§ **Goal**
Each line of the material below should be reproduced exactly.

§ **Provided records**
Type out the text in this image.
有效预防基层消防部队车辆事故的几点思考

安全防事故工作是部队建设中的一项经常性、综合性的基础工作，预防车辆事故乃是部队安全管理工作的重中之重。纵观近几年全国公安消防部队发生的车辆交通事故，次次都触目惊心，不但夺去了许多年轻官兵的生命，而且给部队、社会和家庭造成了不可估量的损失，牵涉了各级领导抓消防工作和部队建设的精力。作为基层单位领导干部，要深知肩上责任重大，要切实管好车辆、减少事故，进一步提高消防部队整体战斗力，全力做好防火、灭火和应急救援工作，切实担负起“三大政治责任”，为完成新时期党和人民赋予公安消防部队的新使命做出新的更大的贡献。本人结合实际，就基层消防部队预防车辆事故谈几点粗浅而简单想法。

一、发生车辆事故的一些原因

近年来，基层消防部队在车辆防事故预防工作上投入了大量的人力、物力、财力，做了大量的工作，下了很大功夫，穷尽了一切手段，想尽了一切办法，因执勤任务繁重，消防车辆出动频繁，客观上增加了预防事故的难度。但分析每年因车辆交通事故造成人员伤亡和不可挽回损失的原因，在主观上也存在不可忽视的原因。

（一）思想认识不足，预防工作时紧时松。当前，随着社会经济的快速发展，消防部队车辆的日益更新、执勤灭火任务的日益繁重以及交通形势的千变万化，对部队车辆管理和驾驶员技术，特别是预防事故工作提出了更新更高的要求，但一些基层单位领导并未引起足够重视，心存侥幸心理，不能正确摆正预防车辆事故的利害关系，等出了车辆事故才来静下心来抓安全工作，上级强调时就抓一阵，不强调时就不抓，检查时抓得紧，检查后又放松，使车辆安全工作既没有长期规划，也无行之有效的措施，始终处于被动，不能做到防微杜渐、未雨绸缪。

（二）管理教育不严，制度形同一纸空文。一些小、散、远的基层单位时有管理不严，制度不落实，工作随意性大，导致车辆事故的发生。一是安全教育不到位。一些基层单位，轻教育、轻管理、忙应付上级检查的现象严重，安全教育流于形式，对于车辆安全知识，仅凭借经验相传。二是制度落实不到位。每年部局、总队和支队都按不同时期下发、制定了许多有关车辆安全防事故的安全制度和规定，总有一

§ **Answer to the exercise**
Type out the text in this image.
有效预防基层消防部队车辆事故的几点思考

安全防事故工作是部队建设中的一项经常性、综合性的基础工作，预防车辆事故乃是部队安全管理工作的重中之重。纵观近几年全国公安消防部队发生的车辆交通事故，次次都触目惊心，不但夺去了许多年轻官兵的生命，而且给部队、社会和家庭造成了不可估量的损失，牵涉了各级领导抓消防工作和部队建设的精力。作为基层单位领导干部，要深知肩上责任重大，要切实管好车辆、减少事故，进一步提高消防部队整体战斗力，全力做好防火、灭火和应急救援工作，切实担负起“三大政治责任”，为完成新时期党和人民赋予公安消防部队的新使命做出新的更大的贡献。本人结合实际，就基层消防部队预防车辆事故谈几点粗浅而简单想法。

一、发生车辆事故的一些原因

近年来，基层消防部队在车辆防事故预防工作上投入了大量的人力、物力、财力，做了大量的工作，下了很大功夫，穷尽了一切手段，想尽了一切办法，因执勤任务繁重，消防车辆出动频繁，客观上增加了预防事故的难度。但分析每年因车辆交通事故造成人员伤亡和不可挽回损失的原因，在主观上也存在不可忽视的原因。

（一）思想认识不足，预防工作时紧时松。当前，随着社会经济的快速发展，消防部队车辆的日益更新、执勤灭火任务的日益繁重以及交通形势的千变万化，对部队车辆管理和驾驶员技术，特别是预防事故工作提出了更新更高的要求，但一些基层单位领导并未引起足够重视，心存侥幸心理，不能正确摆正预防车辆事故的利害关系，等出了车辆事故才来静下心来抓安全工作，上级强调时就抓一阵，不强调时就不抓，检查时抓得紧，检查后又放松，使车辆安全工作既没有长期规划，也无行之有效的措施，始终处于被动，不能做到防微杜渐、未雨绸缪。

（二）管理教育不严，制度形同一纸空文。一些小、散、远的基层单位时有管理不严，制度不落实，工作随意性大，导致车辆事故的发生。一是安全教育不到位。一些基层单位，轻教育、轻管理、忙应付上级检查的现象严重，安全教育流于形式，对于车辆安全知识，仅凭借经验相传。二是制度落实不到位。每年部局、总队和支队都按不同时期下发、制定了许多有关车辆安全防事故的安全制度和规定，总有一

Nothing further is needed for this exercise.